*GIVEN PROBLEM*.
Quote every line of the data below as it stands, omitting pictures.

^^^^^^^^

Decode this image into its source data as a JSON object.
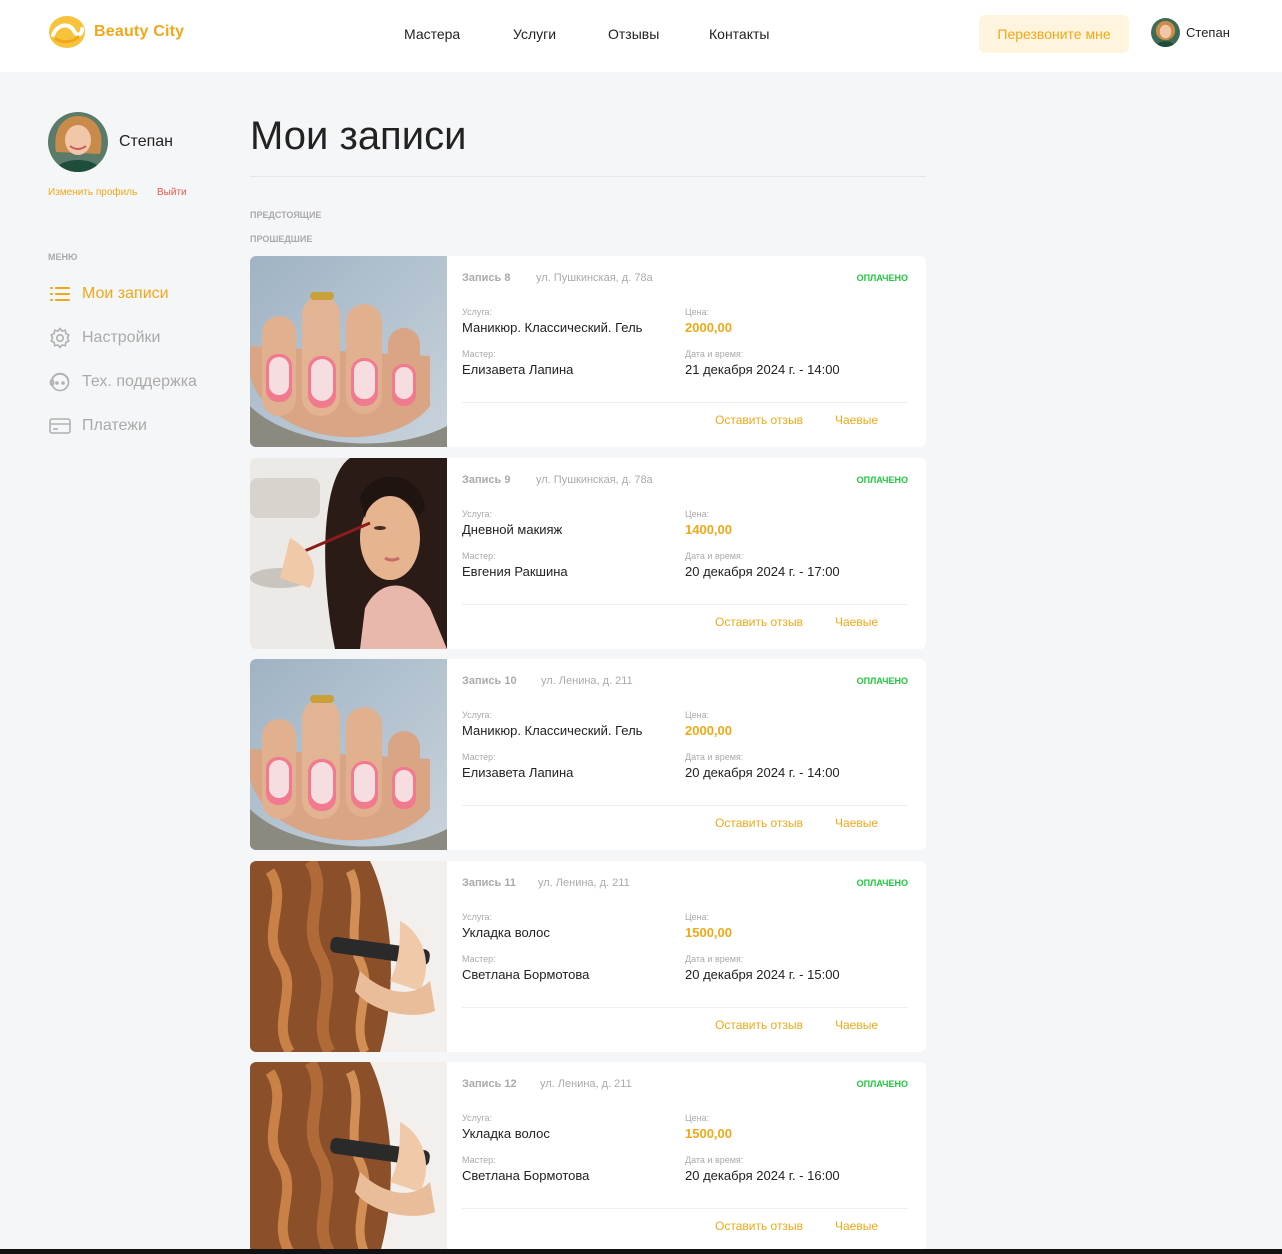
{
  "header": {
    "brand": "Beauty City",
    "nav": [
      "Мастера",
      "Услуги",
      "Отзывы",
      "Контакты"
    ],
    "callback_label": "Перезвоните мне",
    "user_name": "Степан"
  },
  "sidebar": {
    "user_name": "Степан",
    "edit_profile": "Изменить профиль",
    "logout": "Выйти",
    "menu_label": "МЕНЮ",
    "items": [
      {
        "label": "Мои записи",
        "icon": "list-icon",
        "active": true
      },
      {
        "label": "Настройки",
        "icon": "gear-icon",
        "active": false
      },
      {
        "label": "Тех. поддержка",
        "icon": "support-icon",
        "active": false
      },
      {
        "label": "Платежи",
        "icon": "card-icon",
        "active": false
      }
    ]
  },
  "main": {
    "title": "Мои записи",
    "tabs": [
      "ПРЕДСТОЯЩИЕ",
      "ПРОШЕДШИЕ"
    ],
    "labels": {
      "service": "Услуга:",
      "price": "Цена:",
      "master": "Мастер:",
      "datetime": "Дата и время:",
      "review": "Оставить отзыв",
      "tips": "Чаевые"
    },
    "records": [
      {
        "number": "Запись 8",
        "address": "ул. Пушкинская, д. 78а",
        "status": "ОПЛАЧЕНО",
        "service": "Маникюр. Классический. Гель",
        "price": "2000,00",
        "master": "Елизавета Лапина",
        "datetime": "21 декабря 2024 г. - 14:00",
        "image": "nails"
      },
      {
        "number": "Запись 9",
        "address": "ул. Пушкинская, д. 78а",
        "status": "ОПЛАЧЕНО",
        "service": "Дневной макияж",
        "price": "1400,00",
        "master": "Евгения Ракшина",
        "datetime": "20 декабря 2024 г. - 17:00",
        "image": "makeup"
      },
      {
        "number": "Запись 10",
        "address": "ул. Ленина, д. 211",
        "status": "ОПЛАЧЕНО",
        "service": "Маникюр. Классический. Гель",
        "price": "2000,00",
        "master": "Елизавета Лапина",
        "datetime": "20 декабря 2024 г. - 14:00",
        "image": "nails"
      },
      {
        "number": "Запись 11",
        "address": "ул. Ленина, д. 211",
        "status": "ОПЛАЧЕНО",
        "service": "Укладка волос",
        "price": "1500,00",
        "master": "Светлана Бормотова",
        "datetime": "20 декабря 2024 г. - 15:00",
        "image": "hair"
      },
      {
        "number": "Запись 12",
        "address": "ул. Ленина, д. 211",
        "status": "ОПЛАЧЕНО",
        "service": "Укладка волос",
        "price": "1500,00",
        "master": "Светлана Бормотова",
        "datetime": "20 декабря 2024 г. - 16:00",
        "image": "hair"
      }
    ]
  },
  "colors": {
    "accent": "#f0a818",
    "paid": "#1ec83c",
    "logout": "#e85a4f",
    "muted": "#aaaaaa"
  }
}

^^^^^^^^

*SOLUTION TO THE EXERCISE*.
Decode this image into its source data as a JSON object.
{
  "header": {
    "brand": "Beauty City",
    "nav": [
      "Мастера",
      "Услуги",
      "Отзывы",
      "Контакты"
    ],
    "callback_label": "Перезвоните мне",
    "user_name": "Степан"
  },
  "sidebar": {
    "user_name": "Степан",
    "edit_profile": "Изменить профиль",
    "logout": "Выйти",
    "menu_label": "МЕНЮ",
    "items": [
      {
        "label": "Мои записи",
        "icon": "list-icon",
        "active": true
      },
      {
        "label": "Настройки",
        "icon": "gear-icon",
        "active": false
      },
      {
        "label": "Тех. поддержка",
        "icon": "support-icon",
        "active": false
      },
      {
        "label": "Платежи",
        "icon": "card-icon",
        "active": false
      }
    ]
  },
  "main": {
    "title": "Мои записи",
    "tabs": [
      "ПРЕДСТОЯЩИЕ",
      "ПРОШЕДШИЕ"
    ],
    "labels": {
      "service": "Услуга:",
      "price": "Цена:",
      "master": "Мастер:",
      "datetime": "Дата и время:",
      "review": "Оставить отзыв",
      "tips": "Чаевые"
    },
    "records": [
      {
        "number": "Запись 8",
        "address": "ул. Пушкинская, д. 78а",
        "status": "ОПЛАЧЕНО",
        "service": "Маникюр. Классический. Гель",
        "price": "2000,00",
        "master": "Елизавета Лапина",
        "datetime": "21 декабря 2024 г. - 14:00",
        "image": "nails"
      },
      {
        "number": "Запись 9",
        "address": "ул. Пушкинская, д. 78а",
        "status": "ОПЛАЧЕНО",
        "service": "Дневной макияж",
        "price": "1400,00",
        "master": "Евгения Ракшина",
        "datetime": "20 декабря 2024 г. - 17:00",
        "image": "makeup"
      },
      {
        "number": "Запись 10",
        "address": "ул. Ленина, д. 211",
        "status": "ОПЛАЧЕНО",
        "service": "Маникюр. Классический. Гель",
        "price": "2000,00",
        "master": "Елизавета Лапина",
        "datetime": "20 декабря 2024 г. - 14:00",
        "image": "nails"
      },
      {
        "number": "Запись 11",
        "address": "ул. Ленина, д. 211",
        "status": "ОПЛАЧЕНО",
        "service": "Укладка волос",
        "price": "1500,00",
        "master": "Светлана Бормотова",
        "datetime": "20 декабря 2024 г. - 15:00",
        "image": "hair"
      },
      {
        "number": "Запись 12",
        "address": "ул. Ленина, д. 211",
        "status": "ОПЛАЧЕНО",
        "service": "Укладка волос",
        "price": "1500,00",
        "master": "Светлана Бормотова",
        "datetime": "20 декабря 2024 г. - 16:00",
        "image": "hair"
      }
    ]
  },
  "colors": {
    "accent": "#f0a818",
    "paid": "#1ec83c",
    "logout": "#e85a4f",
    "muted": "#aaaaaa"
  }
}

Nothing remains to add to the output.